═════ Dataset extract ═════

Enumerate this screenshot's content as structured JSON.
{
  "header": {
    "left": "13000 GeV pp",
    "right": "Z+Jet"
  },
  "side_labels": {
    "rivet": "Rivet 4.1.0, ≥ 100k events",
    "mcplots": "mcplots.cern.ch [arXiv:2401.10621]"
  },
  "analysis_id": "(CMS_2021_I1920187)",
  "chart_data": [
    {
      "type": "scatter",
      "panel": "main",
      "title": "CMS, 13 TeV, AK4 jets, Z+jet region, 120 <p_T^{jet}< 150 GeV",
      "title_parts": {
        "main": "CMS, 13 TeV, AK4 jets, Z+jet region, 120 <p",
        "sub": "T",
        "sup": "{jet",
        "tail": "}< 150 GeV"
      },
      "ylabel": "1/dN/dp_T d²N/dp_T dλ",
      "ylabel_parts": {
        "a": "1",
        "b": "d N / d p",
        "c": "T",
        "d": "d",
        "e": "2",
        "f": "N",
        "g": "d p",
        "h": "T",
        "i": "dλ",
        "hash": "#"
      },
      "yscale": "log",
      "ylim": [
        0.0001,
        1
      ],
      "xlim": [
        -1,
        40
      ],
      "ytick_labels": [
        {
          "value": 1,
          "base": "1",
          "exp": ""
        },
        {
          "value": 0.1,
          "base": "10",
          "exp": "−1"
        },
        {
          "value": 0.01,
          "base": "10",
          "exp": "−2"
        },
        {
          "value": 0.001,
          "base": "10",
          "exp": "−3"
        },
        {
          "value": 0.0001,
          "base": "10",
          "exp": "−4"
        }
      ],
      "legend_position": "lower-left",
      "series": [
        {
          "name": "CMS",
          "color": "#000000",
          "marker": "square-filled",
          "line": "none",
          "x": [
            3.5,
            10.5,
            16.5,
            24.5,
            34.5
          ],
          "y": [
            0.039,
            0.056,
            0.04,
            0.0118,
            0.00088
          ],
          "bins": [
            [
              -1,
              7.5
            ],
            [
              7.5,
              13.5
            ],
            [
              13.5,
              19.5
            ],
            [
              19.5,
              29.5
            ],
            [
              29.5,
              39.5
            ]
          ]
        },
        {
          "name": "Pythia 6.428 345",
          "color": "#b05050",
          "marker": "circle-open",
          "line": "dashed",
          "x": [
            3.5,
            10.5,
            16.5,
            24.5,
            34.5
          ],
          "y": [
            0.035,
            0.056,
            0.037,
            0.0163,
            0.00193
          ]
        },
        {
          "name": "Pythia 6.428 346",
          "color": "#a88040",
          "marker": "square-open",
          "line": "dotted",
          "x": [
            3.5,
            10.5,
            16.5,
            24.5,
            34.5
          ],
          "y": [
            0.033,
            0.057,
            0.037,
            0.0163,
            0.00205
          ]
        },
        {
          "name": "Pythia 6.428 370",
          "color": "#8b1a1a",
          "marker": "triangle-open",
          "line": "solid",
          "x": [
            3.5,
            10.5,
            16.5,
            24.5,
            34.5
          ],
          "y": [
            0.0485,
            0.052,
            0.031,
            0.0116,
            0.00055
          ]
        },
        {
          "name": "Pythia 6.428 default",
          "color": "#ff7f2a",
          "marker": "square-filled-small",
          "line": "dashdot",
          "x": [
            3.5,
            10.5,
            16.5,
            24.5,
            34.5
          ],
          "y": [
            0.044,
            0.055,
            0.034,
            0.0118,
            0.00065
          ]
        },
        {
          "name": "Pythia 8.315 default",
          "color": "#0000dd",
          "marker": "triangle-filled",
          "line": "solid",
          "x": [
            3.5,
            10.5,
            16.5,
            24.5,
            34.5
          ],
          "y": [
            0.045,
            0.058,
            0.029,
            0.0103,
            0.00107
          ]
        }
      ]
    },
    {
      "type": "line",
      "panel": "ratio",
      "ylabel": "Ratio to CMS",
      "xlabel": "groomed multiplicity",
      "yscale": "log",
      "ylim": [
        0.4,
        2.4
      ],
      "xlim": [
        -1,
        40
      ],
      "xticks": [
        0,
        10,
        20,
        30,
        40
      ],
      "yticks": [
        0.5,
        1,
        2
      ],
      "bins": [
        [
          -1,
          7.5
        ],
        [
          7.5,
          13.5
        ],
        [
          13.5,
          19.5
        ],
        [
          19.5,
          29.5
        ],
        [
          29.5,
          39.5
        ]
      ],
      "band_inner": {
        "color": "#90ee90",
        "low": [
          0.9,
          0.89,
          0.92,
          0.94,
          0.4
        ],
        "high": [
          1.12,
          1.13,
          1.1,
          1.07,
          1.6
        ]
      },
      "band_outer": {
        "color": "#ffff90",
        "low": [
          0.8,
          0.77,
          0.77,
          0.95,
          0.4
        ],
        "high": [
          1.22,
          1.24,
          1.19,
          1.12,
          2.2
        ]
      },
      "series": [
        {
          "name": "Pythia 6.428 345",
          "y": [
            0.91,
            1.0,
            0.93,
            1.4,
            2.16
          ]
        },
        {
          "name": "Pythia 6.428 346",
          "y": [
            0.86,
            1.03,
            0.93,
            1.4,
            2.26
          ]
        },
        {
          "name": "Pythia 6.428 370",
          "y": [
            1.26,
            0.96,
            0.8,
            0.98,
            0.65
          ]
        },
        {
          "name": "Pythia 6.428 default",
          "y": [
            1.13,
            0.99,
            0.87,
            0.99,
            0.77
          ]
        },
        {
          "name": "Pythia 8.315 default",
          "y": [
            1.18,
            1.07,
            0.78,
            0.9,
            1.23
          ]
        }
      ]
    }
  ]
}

═════

Please quote the data above in full, with no line missing.

» **The output**
Enumerate this screenshot's content as structured JSON.
{
  "header": {
    "left": "13000 GeV pp",
    "right": "Z+Jet"
  },
  "side_labels": {
    "rivet": "Rivet 4.1.0, ≥ 100k events",
    "mcplots": "mcplots.cern.ch [arXiv:2401.10621]"
  },
  "analysis_id": "(CMS_2021_I1920187)",
  "chart_data": [
    {
      "type": "scatter",
      "panel": "main",
      "title": "CMS, 13 TeV, AK4 jets, Z+jet region, 120 <p_T^{jet}< 150 GeV",
      "title_parts": {
        "main": "CMS, 13 TeV, AK4 jets, Z+jet region, 120 <p",
        "sub": "T",
        "sup": "{jet",
        "tail": "}< 150 GeV"
      },
      "ylabel": "1/dN/dp_T d²N/dp_T dλ",
      "ylabel_parts": {
        "a": "1",
        "b": "d N / d p",
        "c": "T",
        "d": "d",
        "e": "2",
        "f": "N",
        "g": "d p",
        "h": "T",
        "i": "dλ",
        "hash": "#"
      },
      "yscale": "log",
      "ylim": [
        0.0001,
        1
      ],
      "xlim": [
        -1,
        40
      ],
      "ytick_labels": [
        {
          "value": 1,
          "base": "1",
          "exp": ""
        },
        {
          "value": 0.1,
          "base": "10",
          "exp": "−1"
        },
        {
          "value": 0.01,
          "base": "10",
          "exp": "−2"
        },
        {
          "value": 0.001,
          "base": "10",
          "exp": "−3"
        },
        {
          "value": 0.0001,
          "base": "10",
          "exp": "−4"
        }
      ],
      "legend_position": "lower-left",
      "series": [
        {
          "name": "CMS",
          "color": "#000000",
          "marker": "square-filled",
          "line": "none",
          "x": [
            3.5,
            10.5,
            16.5,
            24.5,
            34.5
          ],
          "y": [
            0.039,
            0.056,
            0.04,
            0.0118,
            0.00088
          ],
          "bins": [
            [
              -1,
              7.5
            ],
            [
              7.5,
              13.5
            ],
            [
              13.5,
              19.5
            ],
            [
              19.5,
              29.5
            ],
            [
              29.5,
              39.5
            ]
          ]
        },
        {
          "name": "Pythia 6.428 345",
          "color": "#b05050",
          "marker": "circle-open",
          "line": "dashed",
          "x": [
            3.5,
            10.5,
            16.5,
            24.5,
            34.5
          ],
          "y": [
            0.035,
            0.056,
            0.037,
            0.0163,
            0.00193
          ]
        },
        {
          "name": "Pythia 6.428 346",
          "color": "#a88040",
          "marker": "square-open",
          "line": "dotted",
          "x": [
            3.5,
            10.5,
            16.5,
            24.5,
            34.5
          ],
          "y": [
            0.033,
            0.057,
            0.037,
            0.0163,
            0.00205
          ]
        },
        {
          "name": "Pythia 6.428 370",
          "color": "#8b1a1a",
          "marker": "triangle-open",
          "line": "solid",
          "x": [
            3.5,
            10.5,
            16.5,
            24.5,
            34.5
          ],
          "y": [
            0.0485,
            0.052,
            0.031,
            0.0116,
            0.00055
          ]
        },
        {
          "name": "Pythia 6.428 default",
          "color": "#ff7f2a",
          "marker": "square-filled-small",
          "line": "dashdot",
          "x": [
            3.5,
            10.5,
            16.5,
            24.5,
            34.5
          ],
          "y": [
            0.044,
            0.055,
            0.034,
            0.0118,
            0.00065
          ]
        },
        {
          "name": "Pythia 8.315 default",
          "color": "#0000dd",
          "marker": "triangle-filled",
          "line": "solid",
          "x": [
            3.5,
            10.5,
            16.5,
            24.5,
            34.5
          ],
          "y": [
            0.045,
            0.058,
            0.029,
            0.0103,
            0.00107
          ]
        }
      ]
    },
    {
      "type": "line",
      "panel": "ratio",
      "ylabel": "Ratio to CMS",
      "xlabel": "groomed multiplicity",
      "yscale": "log",
      "ylim": [
        0.4,
        2.4
      ],
      "xlim": [
        -1,
        40
      ],
      "xticks": [
        0,
        10,
        20,
        30,
        40
      ],
      "yticks": [
        0.5,
        1,
        2
      ],
      "bins": [
        [
          -1,
          7.5
        ],
        [
          7.5,
          13.5
        ],
        [
          13.5,
          19.5
        ],
        [
          19.5,
          29.5
        ],
        [
          29.5,
          39.5
        ]
      ],
      "band_inner": {
        "color": "#90ee90",
        "low": [
          0.9,
          0.89,
          0.92,
          0.94,
          0.4
        ],
        "high": [
          1.12,
          1.13,
          1.1,
          1.07,
          1.6
        ]
      },
      "band_outer": {
        "color": "#ffff90",
        "low": [
          0.8,
          0.77,
          0.77,
          0.95,
          0.4
        ],
        "high": [
          1.22,
          1.24,
          1.19,
          1.12,
          2.2
        ]
      },
      "series": [
        {
          "name": "Pythia 6.428 345",
          "y": [
            0.91,
            1.0,
            0.93,
            1.4,
            2.16
          ]
        },
        {
          "name": "Pythia 6.428 346",
          "y": [
            0.86,
            1.03,
            0.93,
            1.4,
            2.26
          ]
        },
        {
          "name": "Pythia 6.428 370",
          "y": [
            1.26,
            0.96,
            0.8,
            0.98,
            0.65
          ]
        },
        {
          "name": "Pythia 6.428 default",
          "y": [
            1.13,
            0.99,
            0.87,
            0.99,
            0.77
          ]
        },
        {
          "name": "Pythia 8.315 default",
          "y": [
            1.18,
            1.07,
            0.78,
            0.9,
            1.23
          ]
        }
      ]
    }
  ]
}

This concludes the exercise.